EXERCISE AIM: Check every line below for the word "name" and show those that hold it.

DATA RECORDS:
· · ·
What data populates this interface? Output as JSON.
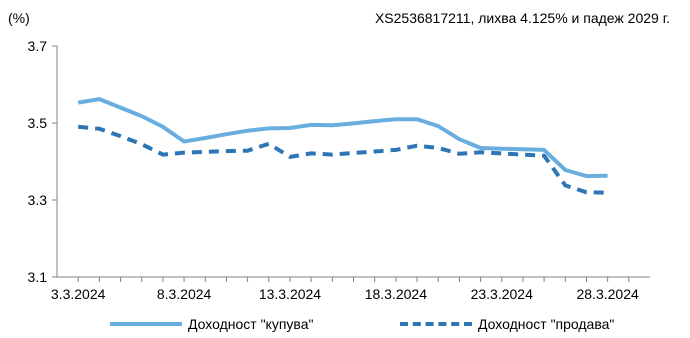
{
  "chart_data": {
    "type": "line",
    "title": "XS2536817211, лихва 4.125% и падеж 2029 г.",
    "ylabel": "(%)",
    "xlabel": "",
    "ylim": [
      3.1,
      3.7
    ],
    "yticks": [
      "3.1",
      "3.3",
      "3.5",
      "3.7"
    ],
    "ytick_values": [
      3.1,
      3.3,
      3.5,
      3.7
    ],
    "xtick_labels": [
      "3.3.2024",
      "8.3.2024",
      "13.3.2024",
      "18.3.2024",
      "23.3.2024",
      "28.3.2024"
    ],
    "xtick_days": [
      3,
      8,
      13,
      18,
      23,
      28
    ],
    "x_days": [
      3,
      4,
      5,
      6,
      7,
      8,
      9,
      10,
      11,
      12,
      13,
      14,
      15,
      16,
      17,
      18,
      19,
      20,
      21,
      22,
      23,
      24,
      25,
      26,
      27,
      28,
      29
    ],
    "legend_position": "bottom",
    "grid": false,
    "series": [
      {
        "name": "Доходност \"купува\"",
        "color": "#6aaee0",
        "style": "solid",
        "values": [
          3.553,
          3.562,
          3.54,
          3.518,
          3.49,
          3.452,
          3.461,
          3.471,
          3.48,
          3.486,
          3.487,
          3.495,
          3.494,
          3.499,
          3.505,
          3.51,
          3.51,
          3.492,
          3.458,
          3.435,
          3.433,
          3.432,
          3.43,
          3.378,
          3.362,
          3.363,
          null
        ]
      },
      {
        "name": "Доходност \"продава\"",
        "color": "#2e75b6",
        "style": "dashed",
        "values": [
          3.49,
          3.485,
          3.466,
          3.445,
          3.418,
          3.423,
          3.425,
          3.427,
          3.428,
          3.446,
          3.412,
          3.421,
          3.418,
          3.422,
          3.426,
          3.43,
          3.441,
          3.435,
          3.42,
          3.424,
          3.421,
          3.418,
          3.415,
          3.338,
          3.32,
          3.319,
          null
        ]
      }
    ]
  }
}
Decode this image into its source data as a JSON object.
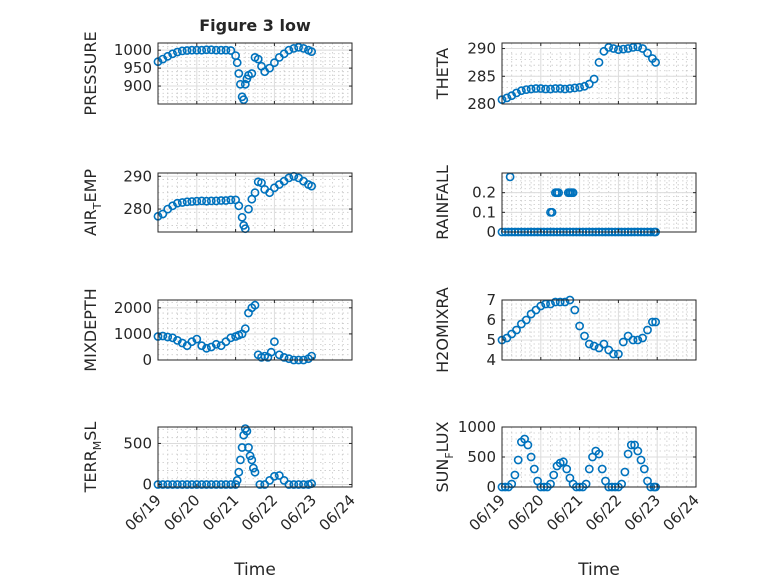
· · ·
ANSWER FOR THE TASK:
        "name": "Доходност \"купува\"",
        "name": "Доходност \"продава\"",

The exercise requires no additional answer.